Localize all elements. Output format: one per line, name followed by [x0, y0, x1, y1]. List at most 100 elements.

* * *

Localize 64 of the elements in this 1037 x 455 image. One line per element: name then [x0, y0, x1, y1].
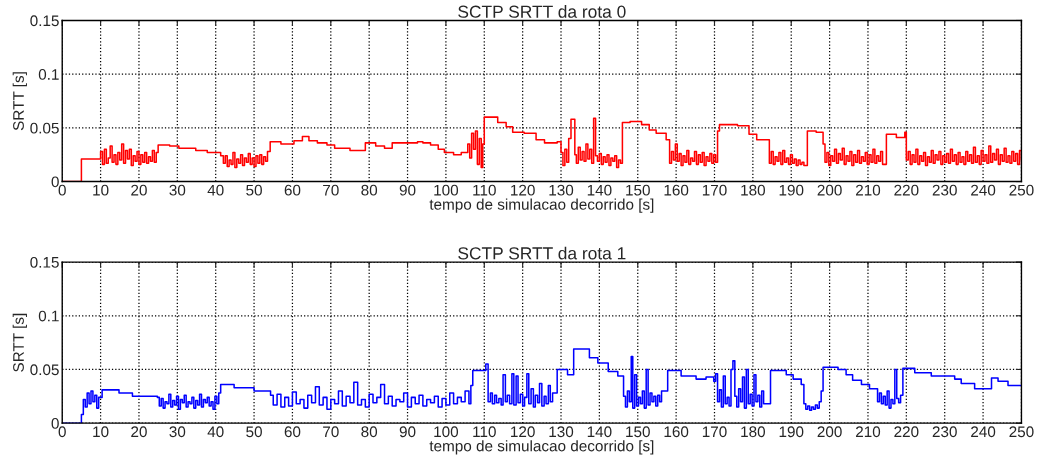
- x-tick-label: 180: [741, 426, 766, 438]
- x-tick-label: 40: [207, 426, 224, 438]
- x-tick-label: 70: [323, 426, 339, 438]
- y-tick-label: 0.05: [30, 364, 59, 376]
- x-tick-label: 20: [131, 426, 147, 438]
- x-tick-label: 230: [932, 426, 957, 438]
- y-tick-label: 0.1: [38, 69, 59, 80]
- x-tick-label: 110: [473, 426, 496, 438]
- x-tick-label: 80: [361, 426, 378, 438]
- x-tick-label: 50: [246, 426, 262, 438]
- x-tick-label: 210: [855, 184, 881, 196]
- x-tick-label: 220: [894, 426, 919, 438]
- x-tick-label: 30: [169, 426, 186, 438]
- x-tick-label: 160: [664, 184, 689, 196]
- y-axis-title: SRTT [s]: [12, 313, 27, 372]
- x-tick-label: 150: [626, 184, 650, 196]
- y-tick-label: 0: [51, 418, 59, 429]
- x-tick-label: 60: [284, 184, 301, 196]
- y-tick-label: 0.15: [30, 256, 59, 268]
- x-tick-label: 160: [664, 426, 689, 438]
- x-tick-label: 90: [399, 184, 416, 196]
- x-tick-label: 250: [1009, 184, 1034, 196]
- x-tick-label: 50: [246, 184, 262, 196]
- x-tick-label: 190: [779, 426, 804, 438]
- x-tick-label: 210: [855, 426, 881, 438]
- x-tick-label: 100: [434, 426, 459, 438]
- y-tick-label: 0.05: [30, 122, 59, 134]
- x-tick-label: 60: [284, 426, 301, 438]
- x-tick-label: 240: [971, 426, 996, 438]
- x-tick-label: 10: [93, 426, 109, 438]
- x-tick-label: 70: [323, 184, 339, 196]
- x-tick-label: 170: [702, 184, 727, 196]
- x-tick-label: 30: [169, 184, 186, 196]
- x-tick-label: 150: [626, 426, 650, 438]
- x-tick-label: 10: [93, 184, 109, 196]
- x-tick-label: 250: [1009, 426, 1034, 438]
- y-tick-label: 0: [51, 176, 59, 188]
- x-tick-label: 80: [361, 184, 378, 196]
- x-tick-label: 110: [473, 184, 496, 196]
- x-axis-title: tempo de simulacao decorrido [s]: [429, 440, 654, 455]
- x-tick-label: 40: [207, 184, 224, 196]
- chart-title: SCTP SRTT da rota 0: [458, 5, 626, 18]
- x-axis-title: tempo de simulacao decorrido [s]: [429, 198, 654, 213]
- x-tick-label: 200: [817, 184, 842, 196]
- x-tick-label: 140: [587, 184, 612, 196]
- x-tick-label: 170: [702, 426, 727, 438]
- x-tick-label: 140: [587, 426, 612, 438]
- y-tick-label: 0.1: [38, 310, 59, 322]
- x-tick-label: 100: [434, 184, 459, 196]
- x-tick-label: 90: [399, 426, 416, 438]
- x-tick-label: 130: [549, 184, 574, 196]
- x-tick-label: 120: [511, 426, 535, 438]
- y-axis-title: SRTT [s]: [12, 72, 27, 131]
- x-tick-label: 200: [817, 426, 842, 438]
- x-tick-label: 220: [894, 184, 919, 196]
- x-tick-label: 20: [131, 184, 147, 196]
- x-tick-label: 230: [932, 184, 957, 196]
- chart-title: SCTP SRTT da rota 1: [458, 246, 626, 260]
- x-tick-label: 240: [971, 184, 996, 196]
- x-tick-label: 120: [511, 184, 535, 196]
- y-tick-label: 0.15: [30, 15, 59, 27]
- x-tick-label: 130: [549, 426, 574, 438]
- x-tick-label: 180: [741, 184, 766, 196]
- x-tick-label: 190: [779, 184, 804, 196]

What is required ▸
From the material above, copy word for word the part that begins with the line containing "Localize 64 of" and ends with the line containing "- y-tick-label: 0.1: [38, 310, 59, 322]", both lines included. Omit the pictures.

Full response ▸
Localize 64 of the elements in this 1037 x 455 image. One line per element: name then [x0, y0, x1, y1].
- x-tick-label: 180: [741, 426, 766, 438]
- x-tick-label: 40: [207, 426, 224, 438]
- x-tick-label: 70: [323, 426, 339, 438]
- y-tick-label: 0.05: [30, 364, 59, 376]
- x-tick-label: 20: [131, 426, 147, 438]
- x-tick-label: 230: [932, 426, 957, 438]
- y-tick-label: 0.1: [38, 69, 59, 80]
- x-tick-label: 110: [473, 426, 496, 438]
- x-tick-label: 80: [361, 426, 378, 438]
- x-tick-label: 50: [246, 426, 262, 438]
- x-tick-label: 210: [855, 184, 881, 196]
- x-tick-label: 220: [894, 426, 919, 438]
- x-tick-label: 30: [169, 426, 186, 438]
- x-tick-label: 160: [664, 184, 689, 196]
- y-axis-title: SRTT [s]: [12, 313, 27, 372]
- x-tick-label: 150: [626, 184, 650, 196]
- y-tick-label: 0: [51, 418, 59, 429]
- x-tick-label: 60: [284, 184, 301, 196]
- y-tick-label: 0.15: [30, 256, 59, 268]
- x-tick-label: 160: [664, 426, 689, 438]
- x-tick-label: 90: [399, 184, 416, 196]
- x-tick-label: 250: [1009, 184, 1034, 196]
- x-tick-label: 50: [246, 184, 262, 196]
- x-tick-label: 190: [779, 426, 804, 438]
- x-tick-label: 210: [855, 426, 881, 438]
- x-tick-label: 100: [434, 426, 459, 438]
- y-tick-label: 0.05: [30, 122, 59, 134]
- x-tick-label: 60: [284, 426, 301, 438]
- x-tick-label: 240: [971, 426, 996, 438]
- x-tick-label: 10: [93, 426, 109, 438]
- x-tick-label: 70: [323, 184, 339, 196]
- x-tick-label: 170: [702, 184, 727, 196]
- x-tick-label: 30: [169, 184, 186, 196]
- x-tick-label: 150: [626, 426, 650, 438]
- x-tick-label: 10: [93, 184, 109, 196]
- x-tick-label: 250: [1009, 426, 1034, 438]
- y-tick-label: 0: [51, 176, 59, 188]
- x-tick-label: 80: [361, 184, 378, 196]
- x-tick-label: 110: [473, 184, 496, 196]
- x-axis-title: tempo de simulacao decorrido [s]: [429, 440, 654, 455]
- x-tick-label: 40: [207, 184, 224, 196]
- chart-title: SCTP SRTT da rota 0: [458, 5, 626, 18]
- x-axis-title: tempo de simulacao decorrido [s]: [429, 198, 654, 213]
- x-tick-label: 200: [817, 184, 842, 196]
- x-tick-label: 140: [587, 184, 612, 196]
- x-tick-label: 170: [702, 426, 727, 438]
- x-tick-label: 140: [587, 426, 612, 438]
- y-tick-label: 0.1: [38, 310, 59, 322]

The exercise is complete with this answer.